* BEGIN *

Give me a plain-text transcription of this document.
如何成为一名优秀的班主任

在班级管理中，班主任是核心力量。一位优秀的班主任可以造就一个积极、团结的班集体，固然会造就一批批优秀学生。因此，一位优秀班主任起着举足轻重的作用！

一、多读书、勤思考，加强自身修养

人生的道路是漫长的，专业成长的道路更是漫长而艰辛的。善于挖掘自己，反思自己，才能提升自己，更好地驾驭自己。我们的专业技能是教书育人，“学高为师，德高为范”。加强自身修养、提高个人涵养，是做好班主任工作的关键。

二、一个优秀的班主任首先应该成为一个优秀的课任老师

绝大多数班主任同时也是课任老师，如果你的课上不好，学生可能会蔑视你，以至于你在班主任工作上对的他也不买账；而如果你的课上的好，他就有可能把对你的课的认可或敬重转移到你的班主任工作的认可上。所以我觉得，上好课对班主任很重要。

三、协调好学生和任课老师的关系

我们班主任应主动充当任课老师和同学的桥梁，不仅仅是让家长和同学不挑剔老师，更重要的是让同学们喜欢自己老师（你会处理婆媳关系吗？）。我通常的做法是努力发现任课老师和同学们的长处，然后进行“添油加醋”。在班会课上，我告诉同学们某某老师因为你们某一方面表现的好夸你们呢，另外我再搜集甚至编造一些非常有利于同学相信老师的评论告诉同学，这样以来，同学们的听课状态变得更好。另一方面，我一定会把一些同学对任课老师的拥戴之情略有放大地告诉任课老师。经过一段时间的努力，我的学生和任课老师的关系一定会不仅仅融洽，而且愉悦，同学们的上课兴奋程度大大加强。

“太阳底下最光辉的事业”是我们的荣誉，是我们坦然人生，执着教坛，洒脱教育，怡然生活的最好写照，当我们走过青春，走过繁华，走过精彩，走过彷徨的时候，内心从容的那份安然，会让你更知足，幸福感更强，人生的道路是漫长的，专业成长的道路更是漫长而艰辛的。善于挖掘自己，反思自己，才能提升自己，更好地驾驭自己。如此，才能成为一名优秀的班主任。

* END *

» **Task statement**
Extract the full listing above without alteration.

» **Completed task**
Give me a plain-text transcription of this document.
如何成为一名优秀的班主任

在班级管理中，班主任是核心力量。一位优秀的班主任可以造就一个积极、团结的班集体，固然会造就一批批优秀学生。因此，一位优秀班主任起着举足轻重的作用！

一、多读书、勤思考，加强自身修养

人生的道路是漫长的，专业成长的道路更是漫长而艰辛的。善于挖掘自己，反思自己，才能提升自己，更好地驾驭自己。我们的专业技能是教书育人，“学高为师，德高为范”。加强自身修养、提高个人涵养，是做好班主任工作的关键。

二、一个优秀的班主任首先应该成为一个优秀的课任老师

绝大多数班主任同时也是课任老师，如果你的课上不好，学生可能会蔑视你，以至于你在班主任工作上对的他也不买账；而如果你的课上的好，他就有可能把对你的课的认可或敬重转移到你的班主任工作的认可上。所以我觉得，上好课对班主任很重要。

三、协调好学生和任课老师的关系

我们班主任应主动充当任课老师和同学的桥梁，不仅仅是让家长和同学不挑剔老师，更重要的是让同学们喜欢自己老师（你会处理婆媳关系吗？）。我通常的做法是努力发现任课老师和同学们的长处，然后进行“添油加醋”。在班会课上，我告诉同学们某某老师因为你们某一方面表现的好夸你们呢，另外我再搜集甚至编造一些非常有利于同学相信老师的评论告诉同学，这样以来，同学们的听课状态变得更好。另一方面，我一定会把一些同学对任课老师的拥戴之情略有放大地告诉任课老师。经过一段时间的努力，我的学生和任课老师的关系一定会不仅仅融洽，而且愉悦，同学们的上课兴奋程度大大加强。

“太阳底下最光辉的事业”是我们的荣誉，是我们坦然人生，执着教坛，洒脱教育，怡然生活的最好写照，当我们走过青春，走过繁华，走过精彩，走过彷徨的时候，内心从容的那份安然，会让你更知足，幸福感更强，人生的道路是漫长的，专业成长的道路更是漫长而艰辛的。善于挖掘自己，反思自己，才能提升自己，更好地驾驭自己。如此，才能成为一名优秀的班主任。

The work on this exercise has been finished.